INSTRUCTIONS FOR THE TASK ->
Reproduce the lines below verbatim, leaving out the pictures.
[MATERIAL SHOWN start]
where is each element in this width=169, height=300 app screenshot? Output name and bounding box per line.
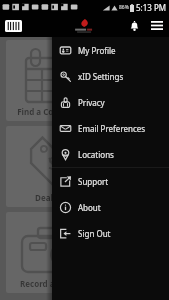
staticText: 86% [119,4,129,11]
button[interactable]: Open menu [145,14,169,37]
button[interactable]: My Profile [52,37,169,63]
staticText: Find a Coupon [17,106,74,117]
staticText: My Profile [78,45,116,56]
staticText: Support [78,176,109,187]
staticText: xID Settings [78,71,124,82]
button[interactable]: Notifications [123,15,145,37]
button[interactable]: xID Settings [52,63,169,89]
button[interactable]: Sign Out [52,220,169,246]
button[interactable]: Support [52,168,169,194]
staticText: Email Preferences [78,123,146,134]
button[interactable]: Email Preferences [52,115,169,141]
button[interactable]: Find a Coupon [6,40,163,121]
button[interactable]: Locations [52,141,169,167]
staticText: Deals [35,192,57,203]
button[interactable]: Privacy [52,89,169,115]
staticText: 5:13 PM [136,2,167,13]
staticText: Sign Out [78,228,111,239]
staticText: Privacy [78,97,105,108]
staticText: About [78,202,101,213]
button[interactable]: Record a Win [6,212,163,293]
staticText: Locations [78,149,114,160]
button[interactable]: Deals [6,126,163,207]
button[interactable]: Scan barcode [3,17,24,35]
staticText: Record a Win [20,278,72,289]
button[interactable]: About [52,194,169,220]
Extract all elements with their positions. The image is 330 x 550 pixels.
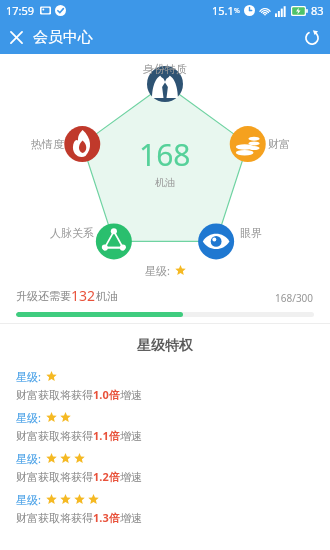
[MATERIAL SHOWN end]
FINISHED EXERCISE ->
where is each element in this width=169, height=300 app screenshot? Output name and bounding box per line.
staticText: 86% [119,4,129,11]
button[interactable]: Open menu [145,14,169,37]
button[interactable]: My Profile [52,37,169,63]
staticText: Find a Coupon [17,106,74,117]
staticText: My Profile [78,45,116,56]
staticText: Support [78,176,109,187]
staticText: xID Settings [78,71,124,82]
button[interactable]: Notifications [123,15,145,37]
button[interactable]: xID Settings [52,63,169,89]
button[interactable]: Sign Out [52,220,169,246]
button[interactable]: Support [52,168,169,194]
staticText: Email Preferences [78,123,146,134]
button[interactable]: Email Preferences [52,115,169,141]
button[interactable]: Find a Coupon [6,40,163,121]
button[interactable]: Locations [52,141,169,167]
staticText: Deals [35,192,57,203]
button[interactable]: Privacy [52,89,169,115]
staticText: 5:13 PM [136,2,167,13]
staticText: Sign Out [78,228,111,239]
staticText: Privacy [78,97,105,108]
staticText: About [78,202,101,213]
button[interactable]: Record a Win [6,212,163,293]
staticText: Locations [78,149,114,160]
button[interactable]: Deals [6,126,163,207]
button[interactable]: Scan barcode [3,17,24,35]
staticText: Record a Win [20,278,72,289]
button[interactable]: About [52,194,169,220]
Extract all elements with their positions. The image is 330 x 550 pixels.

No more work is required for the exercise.